WRITTEN PROBLEM >> Determine how many lines in the entries below include "Показатель". The reply should be that number and nothing else.

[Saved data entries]
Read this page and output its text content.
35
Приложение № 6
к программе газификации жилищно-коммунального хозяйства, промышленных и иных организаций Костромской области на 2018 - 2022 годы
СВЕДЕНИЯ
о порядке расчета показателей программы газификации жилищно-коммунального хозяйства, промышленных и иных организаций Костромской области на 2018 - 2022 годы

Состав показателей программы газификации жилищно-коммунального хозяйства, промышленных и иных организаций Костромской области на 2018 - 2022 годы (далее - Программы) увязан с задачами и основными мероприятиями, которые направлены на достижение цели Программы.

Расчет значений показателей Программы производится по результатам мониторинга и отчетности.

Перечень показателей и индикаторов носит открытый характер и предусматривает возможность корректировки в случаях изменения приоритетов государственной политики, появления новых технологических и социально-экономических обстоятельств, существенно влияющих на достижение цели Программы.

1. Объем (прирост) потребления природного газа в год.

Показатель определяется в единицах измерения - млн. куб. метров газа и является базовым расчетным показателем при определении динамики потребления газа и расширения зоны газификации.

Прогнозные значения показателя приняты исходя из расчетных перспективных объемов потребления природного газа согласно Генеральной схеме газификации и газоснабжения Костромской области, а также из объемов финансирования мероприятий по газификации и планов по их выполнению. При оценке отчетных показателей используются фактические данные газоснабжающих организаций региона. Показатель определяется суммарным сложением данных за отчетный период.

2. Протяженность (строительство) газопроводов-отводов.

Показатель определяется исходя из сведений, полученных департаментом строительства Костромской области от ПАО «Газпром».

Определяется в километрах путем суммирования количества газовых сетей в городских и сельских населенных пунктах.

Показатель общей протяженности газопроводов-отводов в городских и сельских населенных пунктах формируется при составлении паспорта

PROBLEM SOLUTION >> 4